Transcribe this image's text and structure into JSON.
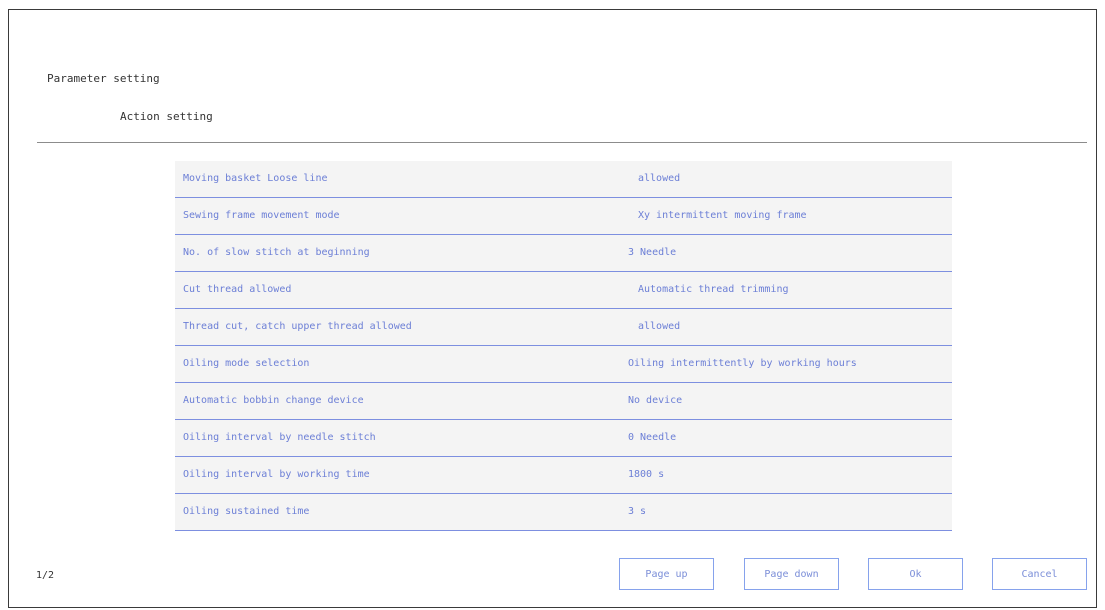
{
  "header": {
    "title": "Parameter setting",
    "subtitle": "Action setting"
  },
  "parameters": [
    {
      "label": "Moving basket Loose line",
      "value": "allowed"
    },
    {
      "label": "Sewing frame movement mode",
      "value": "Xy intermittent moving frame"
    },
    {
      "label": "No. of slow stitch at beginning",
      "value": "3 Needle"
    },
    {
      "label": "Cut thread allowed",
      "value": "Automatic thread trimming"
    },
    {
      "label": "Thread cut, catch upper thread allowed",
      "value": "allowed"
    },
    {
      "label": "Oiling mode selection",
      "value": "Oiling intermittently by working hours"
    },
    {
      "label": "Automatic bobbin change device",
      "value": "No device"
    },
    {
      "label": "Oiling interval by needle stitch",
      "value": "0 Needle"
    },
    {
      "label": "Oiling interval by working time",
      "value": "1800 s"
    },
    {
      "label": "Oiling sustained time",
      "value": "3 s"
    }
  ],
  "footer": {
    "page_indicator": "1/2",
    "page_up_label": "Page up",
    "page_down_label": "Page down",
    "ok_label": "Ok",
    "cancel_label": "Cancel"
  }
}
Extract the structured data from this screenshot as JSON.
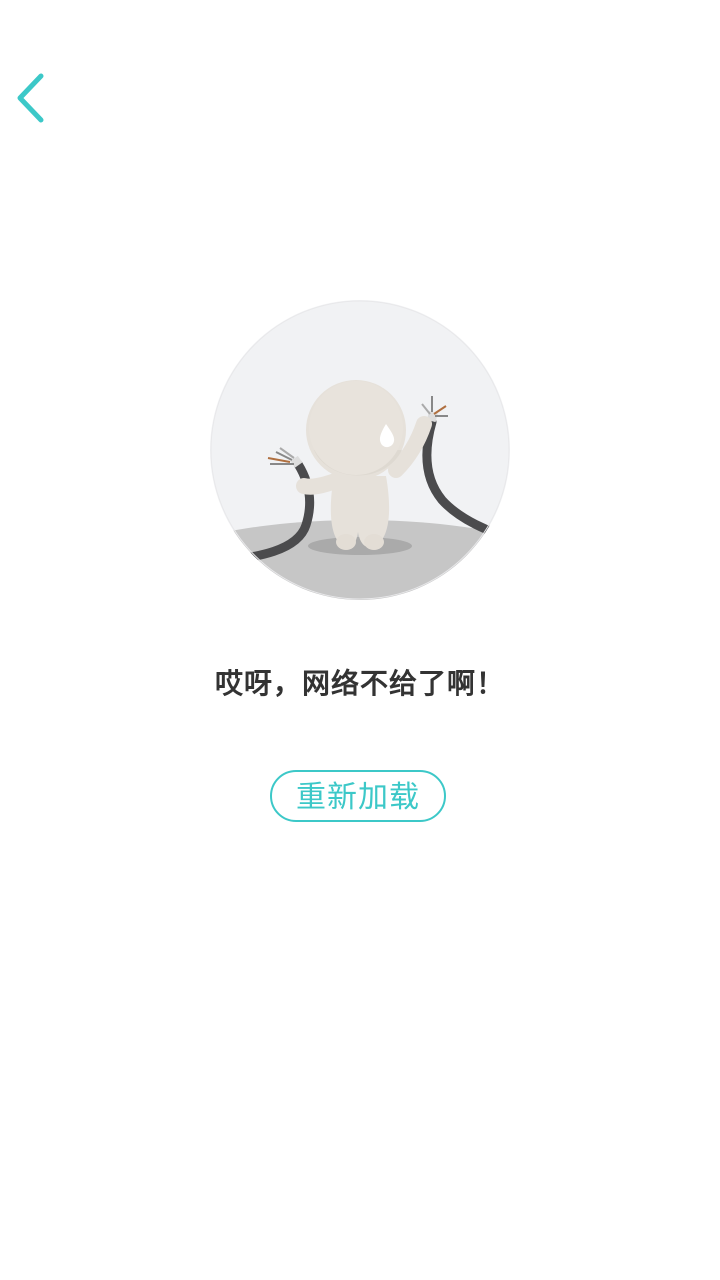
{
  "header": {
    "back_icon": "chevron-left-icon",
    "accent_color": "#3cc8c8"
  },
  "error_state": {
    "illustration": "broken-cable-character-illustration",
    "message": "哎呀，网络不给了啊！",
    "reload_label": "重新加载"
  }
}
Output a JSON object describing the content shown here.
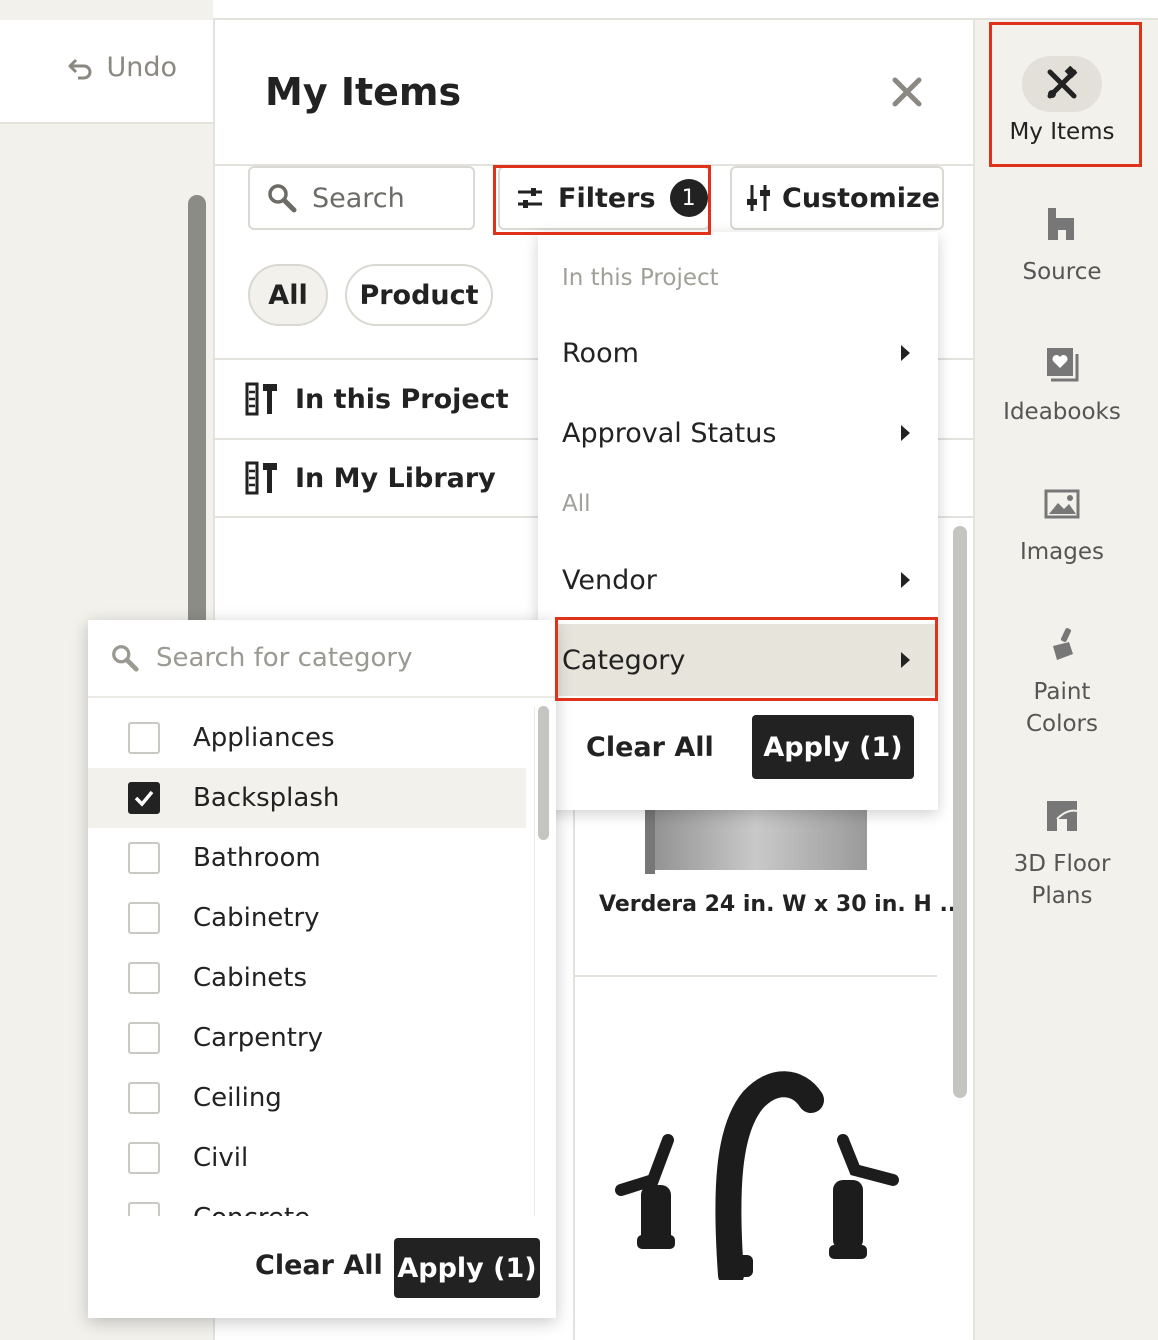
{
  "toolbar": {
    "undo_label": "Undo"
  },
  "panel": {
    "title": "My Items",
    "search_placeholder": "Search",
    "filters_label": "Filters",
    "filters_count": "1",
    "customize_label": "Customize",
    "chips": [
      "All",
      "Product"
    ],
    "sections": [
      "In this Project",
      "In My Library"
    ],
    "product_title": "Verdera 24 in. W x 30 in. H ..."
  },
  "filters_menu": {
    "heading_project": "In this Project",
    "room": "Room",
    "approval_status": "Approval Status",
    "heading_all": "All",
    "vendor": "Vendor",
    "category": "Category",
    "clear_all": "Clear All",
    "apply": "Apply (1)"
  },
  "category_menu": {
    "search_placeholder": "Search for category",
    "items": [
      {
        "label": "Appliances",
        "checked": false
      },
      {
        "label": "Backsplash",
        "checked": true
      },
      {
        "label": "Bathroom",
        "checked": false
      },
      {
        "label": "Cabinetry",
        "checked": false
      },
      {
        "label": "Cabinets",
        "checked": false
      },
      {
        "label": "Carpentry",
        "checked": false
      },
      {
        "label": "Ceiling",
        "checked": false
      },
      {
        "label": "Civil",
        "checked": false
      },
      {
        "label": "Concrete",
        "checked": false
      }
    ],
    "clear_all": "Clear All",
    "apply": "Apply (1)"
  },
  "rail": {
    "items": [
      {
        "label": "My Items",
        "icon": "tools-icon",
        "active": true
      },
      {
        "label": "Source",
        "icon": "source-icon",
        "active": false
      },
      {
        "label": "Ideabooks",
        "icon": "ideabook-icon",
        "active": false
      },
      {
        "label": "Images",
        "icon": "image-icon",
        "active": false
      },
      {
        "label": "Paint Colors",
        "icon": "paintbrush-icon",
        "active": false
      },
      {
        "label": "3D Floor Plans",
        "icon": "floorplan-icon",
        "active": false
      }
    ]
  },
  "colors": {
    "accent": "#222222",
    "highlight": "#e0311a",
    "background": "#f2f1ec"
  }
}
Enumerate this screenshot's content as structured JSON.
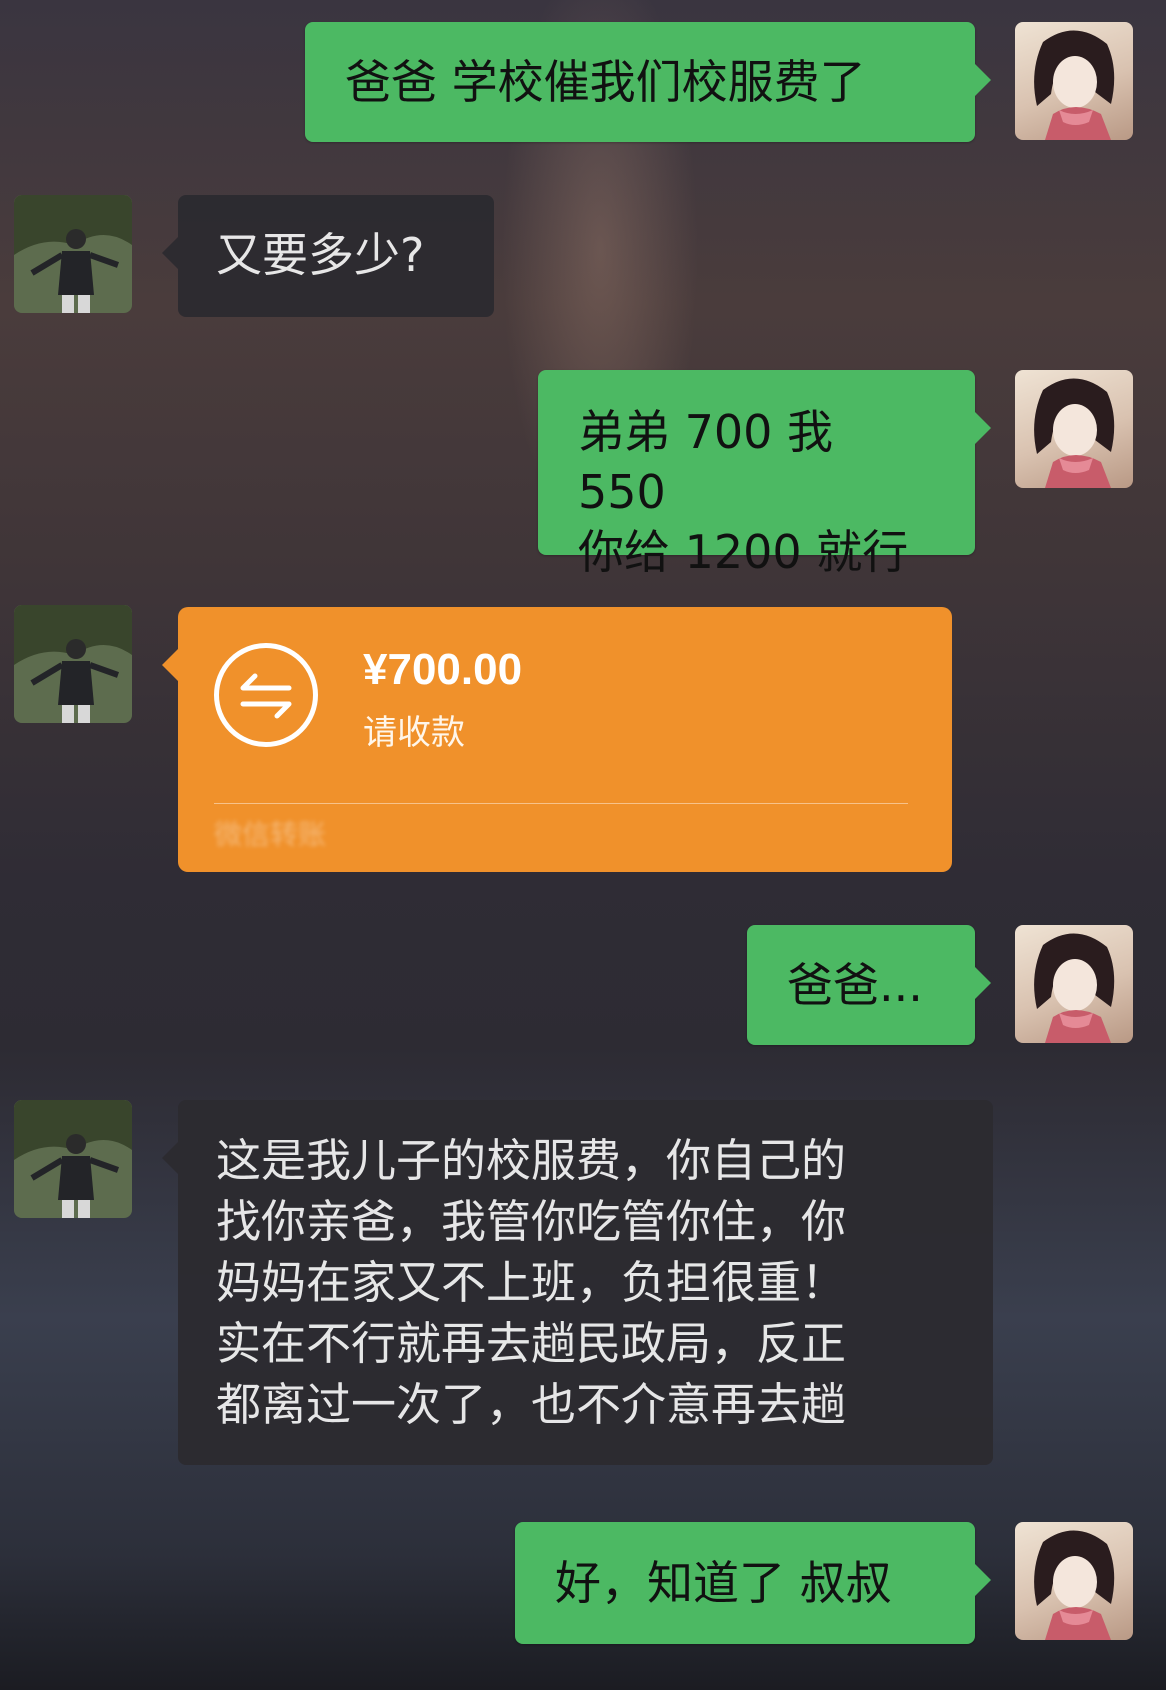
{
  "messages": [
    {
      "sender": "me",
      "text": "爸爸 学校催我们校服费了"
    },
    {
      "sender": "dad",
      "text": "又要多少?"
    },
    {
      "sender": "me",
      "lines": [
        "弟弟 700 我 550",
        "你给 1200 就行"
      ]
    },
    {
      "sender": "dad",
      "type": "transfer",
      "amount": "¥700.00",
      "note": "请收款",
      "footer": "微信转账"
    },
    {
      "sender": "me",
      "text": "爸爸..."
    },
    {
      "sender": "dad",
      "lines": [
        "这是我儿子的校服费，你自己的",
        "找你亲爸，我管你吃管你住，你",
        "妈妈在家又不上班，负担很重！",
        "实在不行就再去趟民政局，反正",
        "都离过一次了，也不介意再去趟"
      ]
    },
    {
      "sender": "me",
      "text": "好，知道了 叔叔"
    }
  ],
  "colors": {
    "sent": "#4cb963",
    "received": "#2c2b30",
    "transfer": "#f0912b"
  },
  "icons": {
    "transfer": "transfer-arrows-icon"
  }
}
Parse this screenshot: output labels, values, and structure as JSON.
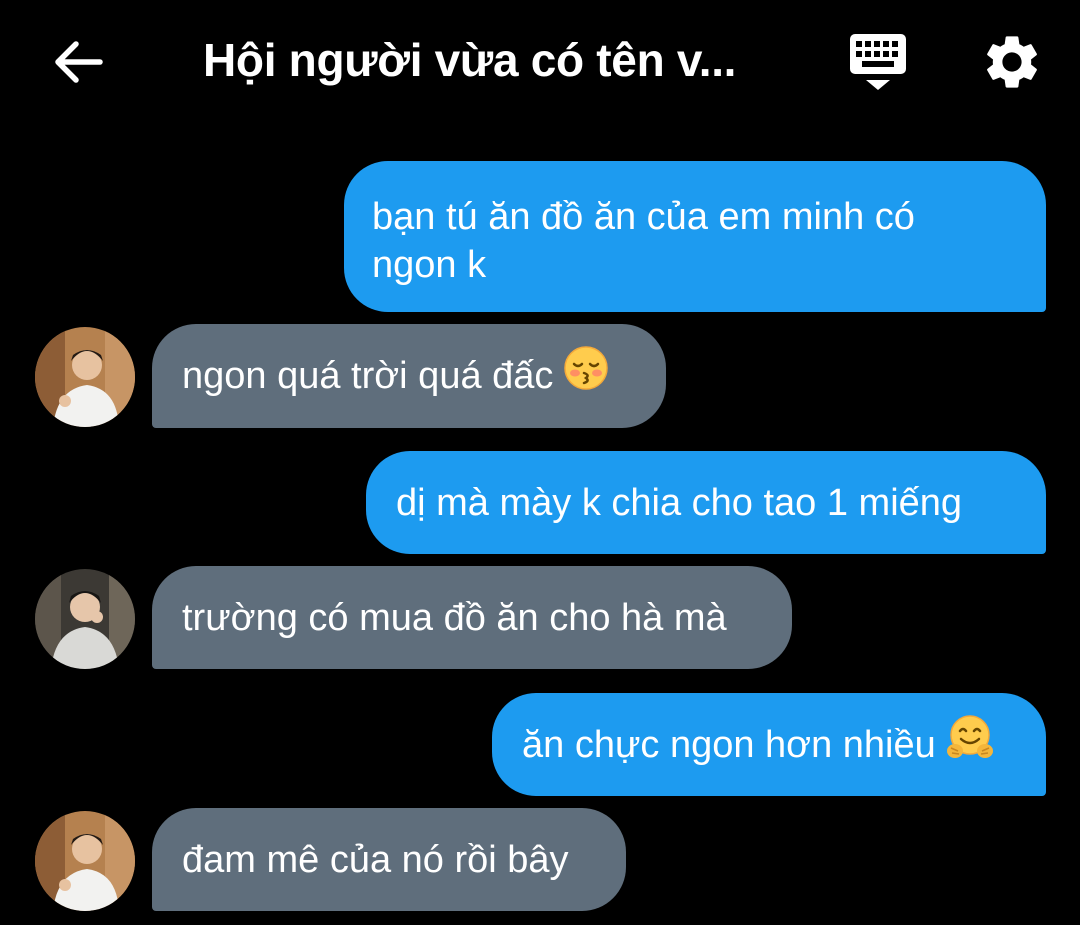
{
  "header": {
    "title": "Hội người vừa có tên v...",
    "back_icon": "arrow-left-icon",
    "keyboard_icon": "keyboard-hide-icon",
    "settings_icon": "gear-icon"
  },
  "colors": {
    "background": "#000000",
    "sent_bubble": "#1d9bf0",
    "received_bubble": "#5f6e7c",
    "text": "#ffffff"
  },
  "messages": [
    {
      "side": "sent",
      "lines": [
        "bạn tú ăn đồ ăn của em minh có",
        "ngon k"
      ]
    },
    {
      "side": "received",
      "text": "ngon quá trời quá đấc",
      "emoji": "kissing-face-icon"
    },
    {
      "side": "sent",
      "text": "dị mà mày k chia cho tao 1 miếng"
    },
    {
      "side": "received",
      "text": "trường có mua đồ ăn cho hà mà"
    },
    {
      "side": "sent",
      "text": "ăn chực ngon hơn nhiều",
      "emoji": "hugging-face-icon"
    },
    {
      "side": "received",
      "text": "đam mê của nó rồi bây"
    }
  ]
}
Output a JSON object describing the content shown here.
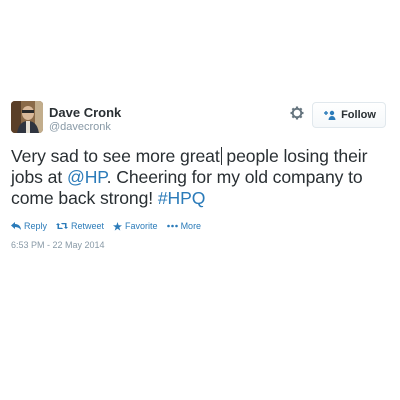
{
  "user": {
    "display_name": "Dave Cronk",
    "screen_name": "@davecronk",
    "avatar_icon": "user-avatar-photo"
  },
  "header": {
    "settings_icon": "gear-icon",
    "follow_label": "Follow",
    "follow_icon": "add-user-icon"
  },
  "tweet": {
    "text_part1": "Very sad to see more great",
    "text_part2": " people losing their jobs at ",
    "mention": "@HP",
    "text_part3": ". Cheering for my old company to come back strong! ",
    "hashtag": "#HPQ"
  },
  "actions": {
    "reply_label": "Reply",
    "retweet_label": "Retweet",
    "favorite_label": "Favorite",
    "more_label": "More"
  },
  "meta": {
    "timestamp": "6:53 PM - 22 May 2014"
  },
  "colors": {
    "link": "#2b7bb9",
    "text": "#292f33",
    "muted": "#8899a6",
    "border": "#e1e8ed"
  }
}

-=-=-

The answer must consist solely of the number of lines in the entries that contain the word "structured".

2